Task directions - Here are some entries; quote each one exactly.

(Entries with figure data)
------------

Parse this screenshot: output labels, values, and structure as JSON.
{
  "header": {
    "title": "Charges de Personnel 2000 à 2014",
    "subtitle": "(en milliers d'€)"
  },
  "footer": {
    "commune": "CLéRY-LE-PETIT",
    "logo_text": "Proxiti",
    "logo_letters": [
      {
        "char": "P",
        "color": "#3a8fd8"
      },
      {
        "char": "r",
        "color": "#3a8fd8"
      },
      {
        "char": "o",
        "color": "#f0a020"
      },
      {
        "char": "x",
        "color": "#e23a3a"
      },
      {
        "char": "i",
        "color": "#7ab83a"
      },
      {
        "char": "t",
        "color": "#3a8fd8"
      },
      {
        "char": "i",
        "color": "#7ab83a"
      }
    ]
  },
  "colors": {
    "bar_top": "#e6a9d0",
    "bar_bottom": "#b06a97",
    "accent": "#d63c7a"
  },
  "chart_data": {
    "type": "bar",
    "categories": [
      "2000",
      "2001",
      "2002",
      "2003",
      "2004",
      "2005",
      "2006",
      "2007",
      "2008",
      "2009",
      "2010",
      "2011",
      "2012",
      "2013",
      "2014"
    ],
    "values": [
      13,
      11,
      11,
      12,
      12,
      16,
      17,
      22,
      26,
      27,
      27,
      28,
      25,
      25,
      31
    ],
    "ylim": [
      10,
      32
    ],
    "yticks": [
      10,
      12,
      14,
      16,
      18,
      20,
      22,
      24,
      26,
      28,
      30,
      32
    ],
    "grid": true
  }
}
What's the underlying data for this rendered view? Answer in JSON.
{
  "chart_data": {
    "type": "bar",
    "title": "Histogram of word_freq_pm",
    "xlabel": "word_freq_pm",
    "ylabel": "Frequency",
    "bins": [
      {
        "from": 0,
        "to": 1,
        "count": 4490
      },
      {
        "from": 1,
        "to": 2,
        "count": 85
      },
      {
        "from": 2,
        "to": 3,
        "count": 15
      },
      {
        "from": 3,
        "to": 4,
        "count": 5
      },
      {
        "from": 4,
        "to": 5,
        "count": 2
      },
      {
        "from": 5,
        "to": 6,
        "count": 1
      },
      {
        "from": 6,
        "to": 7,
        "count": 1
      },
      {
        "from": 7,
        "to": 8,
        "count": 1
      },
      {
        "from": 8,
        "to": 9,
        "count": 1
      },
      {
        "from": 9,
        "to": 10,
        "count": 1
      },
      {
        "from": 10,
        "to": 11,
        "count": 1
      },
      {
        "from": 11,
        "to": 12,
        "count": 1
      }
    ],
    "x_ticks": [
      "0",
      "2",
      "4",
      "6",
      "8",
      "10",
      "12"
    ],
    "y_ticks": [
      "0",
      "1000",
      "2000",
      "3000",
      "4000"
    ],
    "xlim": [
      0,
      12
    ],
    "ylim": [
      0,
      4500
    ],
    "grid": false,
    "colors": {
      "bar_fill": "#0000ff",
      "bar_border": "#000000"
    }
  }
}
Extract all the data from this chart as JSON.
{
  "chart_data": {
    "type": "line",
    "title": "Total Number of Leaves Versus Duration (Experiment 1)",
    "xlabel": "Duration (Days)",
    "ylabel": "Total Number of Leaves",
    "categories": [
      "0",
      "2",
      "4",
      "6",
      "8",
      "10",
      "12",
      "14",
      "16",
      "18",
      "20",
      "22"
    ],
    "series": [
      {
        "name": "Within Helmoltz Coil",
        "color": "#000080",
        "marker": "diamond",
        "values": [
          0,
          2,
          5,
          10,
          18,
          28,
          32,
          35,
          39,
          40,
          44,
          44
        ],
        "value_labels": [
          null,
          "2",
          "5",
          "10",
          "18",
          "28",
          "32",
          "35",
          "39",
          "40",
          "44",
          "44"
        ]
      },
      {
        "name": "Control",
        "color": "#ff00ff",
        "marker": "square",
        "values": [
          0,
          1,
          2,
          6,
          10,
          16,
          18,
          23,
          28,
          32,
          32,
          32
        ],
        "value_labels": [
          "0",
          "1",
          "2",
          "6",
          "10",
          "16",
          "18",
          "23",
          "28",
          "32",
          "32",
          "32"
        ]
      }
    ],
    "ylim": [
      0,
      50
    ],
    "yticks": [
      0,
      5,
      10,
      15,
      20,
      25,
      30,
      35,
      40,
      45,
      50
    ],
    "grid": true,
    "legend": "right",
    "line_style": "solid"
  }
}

------------

Answer to the task -
Parse this screenshot: output labels, values, and structure as JSON.
{
  "header": {
    "title": "Charges de Personnel 2000 à 2014",
    "subtitle": "(en milliers d'€)"
  },
  "footer": {
    "commune": "CLéRY-LE-PETIT",
    "logo_text": "Proxiti",
    "logo_letters": [
      {
        "char": "P",
        "color": "#3a8fd8"
      },
      {
        "char": "r",
        "color": "#3a8fd8"
      },
      {
        "char": "o",
        "color": "#f0a020"
      },
      {
        "char": "x",
        "color": "#e23a3a"
      },
      {
        "char": "i",
        "color": "#7ab83a"
      },
      {
        "char": "t",
        "color": "#3a8fd8"
      },
      {
        "char": "i",
        "color": "#7ab83a"
      }
    ]
  },
  "colors": {
    "bar_top": "#e6a9d0",
    "bar_bottom": "#b06a97",
    "accent": "#d63c7a"
  },
  "chart_data": {
    "type": "bar",
    "categories": [
      "2000",
      "2001",
      "2002",
      "2003",
      "2004",
      "2005",
      "2006",
      "2007",
      "2008",
      "2009",
      "2010",
      "2011",
      "2012",
      "2013",
      "2014"
    ],
    "values": [
      13,
      11,
      11,
      12,
      12,
      16,
      17,
      22,
      26,
      27,
      27,
      28,
      25,
      25,
      31
    ],
    "ylim": [
      10,
      32
    ],
    "yticks": [
      10,
      12,
      14,
      16,
      18,
      20,
      22,
      24,
      26,
      28,
      30,
      32
    ],
    "grid": true
  }
}
What's the underlying data for this rendered view? Answer in JSON.
{
  "chart_data": {
    "type": "bar",
    "title": "Histogram of word_freq_pm",
    "xlabel": "word_freq_pm",
    "ylabel": "Frequency",
    "bins": [
      {
        "from": 0,
        "to": 1,
        "count": 4490
      },
      {
        "from": 1,
        "to": 2,
        "count": 85
      },
      {
        "from": 2,
        "to": 3,
        "count": 15
      },
      {
        "from": 3,
        "to": 4,
        "count": 5
      },
      {
        "from": 4,
        "to": 5,
        "count": 2
      },
      {
        "from": 5,
        "to": 6,
        "count": 1
      },
      {
        "from": 6,
        "to": 7,
        "count": 1
      },
      {
        "from": 7,
        "to": 8,
        "count": 1
      },
      {
        "from": 8,
        "to": 9,
        "count": 1
      },
      {
        "from": 9,
        "to": 10,
        "count": 1
      },
      {
        "from": 10,
        "to": 11,
        "count": 1
      },
      {
        "from": 11,
        "to": 12,
        "count": 1
      }
    ],
    "x_ticks": [
      "0",
      "2",
      "4",
      "6",
      "8",
      "10",
      "12"
    ],
    "y_ticks": [
      "0",
      "1000",
      "2000",
      "3000",
      "4000"
    ],
    "xlim": [
      0,
      12
    ],
    "ylim": [
      0,
      4500
    ],
    "grid": false,
    "colors": {
      "bar_fill": "#0000ff",
      "bar_border": "#000000"
    }
  }
}
Extract all the data from this chart as JSON.
{
  "chart_data": {
    "type": "line",
    "title": "Total Number of Leaves Versus Duration (Experiment 1)",
    "xlabel": "Duration (Days)",
    "ylabel": "Total Number of Leaves",
    "categories": [
      "0",
      "2",
      "4",
      "6",
      "8",
      "10",
      "12",
      "14",
      "16",
      "18",
      "20",
      "22"
    ],
    "series": [
      {
        "name": "Within Helmoltz Coil",
        "color": "#000080",
        "marker": "diamond",
        "values": [
          0,
          2,
          5,
          10,
          18,
          28,
          32,
          35,
          39,
          40,
          44,
          44
        ],
        "value_labels": [
          null,
          "2",
          "5",
          "10",
          "18",
          "28",
          "32",
          "35",
          "39",
          "40",
          "44",
          "44"
        ]
      },
      {
        "name": "Control",
        "color": "#ff00ff",
        "marker": "square",
        "values": [
          0,
          1,
          2,
          6,
          10,
          16,
          18,
          23,
          28,
          32,
          32,
          32
        ],
        "value_labels": [
          "0",
          "1",
          "2",
          "6",
          "10",
          "16",
          "18",
          "23",
          "28",
          "32",
          "32",
          "32"
        ]
      }
    ],
    "ylim": [
      0,
      50
    ],
    "yticks": [
      0,
      5,
      10,
      15,
      20,
      25,
      30,
      35,
      40,
      45,
      50
    ],
    "grid": true,
    "legend": "right",
    "line_style": "solid"
  }
}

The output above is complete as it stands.